• _RECORDS FOR THE EXERCISE_
▬▬▬▬▬▬

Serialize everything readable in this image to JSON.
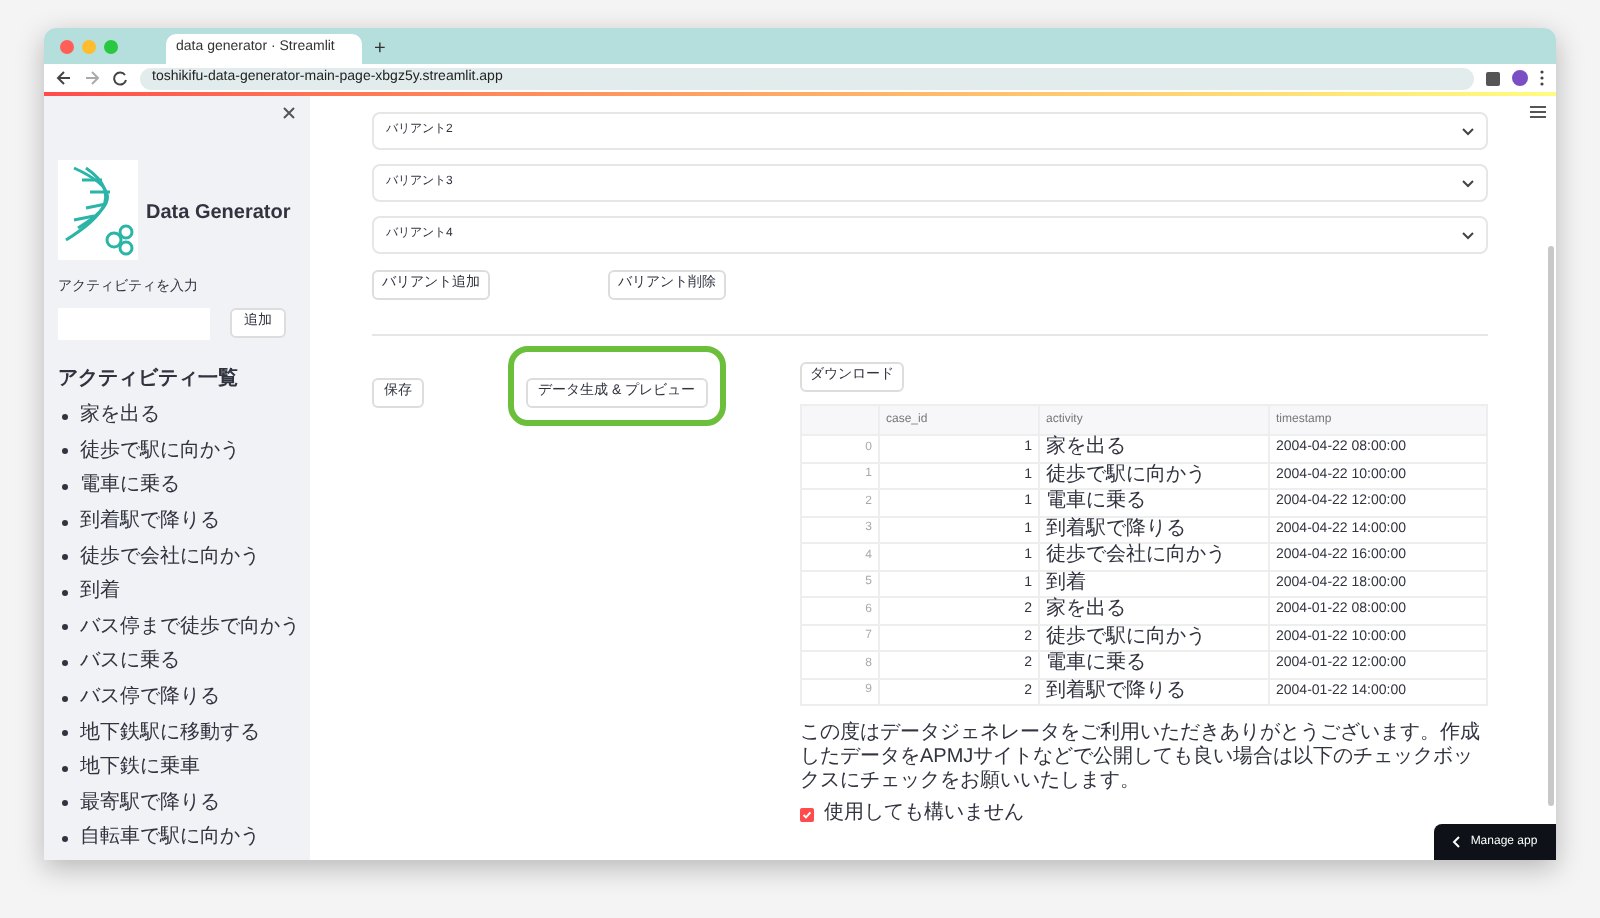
{
  "browser": {
    "tab_title": "data generator · Streamlit",
    "new_tab": "+",
    "url": "toshikifu-data-generator-main-page-xbgz5y.streamlit.app"
  },
  "sidebar": {
    "app_title": "Data Generator",
    "input_label": "アクティビティを入力",
    "add_button": "追加",
    "list_heading": "アクティビティ一覧",
    "items": [
      "家を出る",
      "徒歩で駅に向かう",
      "電車に乗る",
      "到着駅で降りる",
      "徒歩で会社に向かう",
      "到着",
      "バス停まで徒歩で向かう",
      "バスに乗る",
      "バス停で降りる",
      "地下鉄駅に移動する",
      "地下鉄に乗車",
      "最寄駅で降りる",
      "自転車で駅に向かう"
    ]
  },
  "expanders": [
    {
      "label": "バリアント2",
      "expanded": false
    },
    {
      "label": "バリアント3",
      "expanded": false
    },
    {
      "label": "バリアント4",
      "expanded": false
    }
  ],
  "variant_buttons": [
    "バリアント追加",
    "バリアント削除"
  ],
  "action_buttons": [
    {
      "label": "保存",
      "highlighted": false
    },
    {
      "label": "データ生成 & プレビュー",
      "highlighted": true
    }
  ],
  "download_button": "ダウンロード",
  "table": {
    "columns": [
      "",
      "case_id",
      "activity",
      "timestamp"
    ],
    "rows": [
      [
        "0",
        "1",
        "家を出る",
        "2004-04-22 08:00:00"
      ],
      [
        "1",
        "1",
        "徒歩で駅に向かう",
        "2004-04-22 10:00:00"
      ],
      [
        "2",
        "1",
        "電車に乗る",
        "2004-04-22 12:00:00"
      ],
      [
        "3",
        "1",
        "到着駅で降りる",
        "2004-04-22 14:00:00"
      ],
      [
        "4",
        "1",
        "徒歩で会社に向かう",
        "2004-04-22 16:00:00"
      ],
      [
        "5",
        "1",
        "到着",
        "2004-04-22 18:00:00"
      ],
      [
        "6",
        "2",
        "家を出る",
        "2004-01-22 08:00:00"
      ],
      [
        "7",
        "2",
        "徒歩で駅に向かう",
        "2004-01-22 10:00:00"
      ],
      [
        "8",
        "2",
        "電車に乗る",
        "2004-01-22 12:00:00"
      ],
      [
        "9",
        "2",
        "到着駅で降りる",
        "2004-01-22 14:00:00"
      ]
    ]
  },
  "notice": "この度はデータジェネレータをご利用いただきありがとうございます。作成したデータをAPMJサイトなどで公開しても良い場合は以下のチェックボックスにチェックをお願いいたします。",
  "consent": {
    "label": "使用しても構いません",
    "checked": true
  },
  "manage_app": "Manage app"
}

▬▬▬▬▬▬

• _THE TASK_
Copy out each line in the listing that has the word "highlighted".

• _EXERCISE SOLUTION_
      "highlighted": false
      "highlighted": true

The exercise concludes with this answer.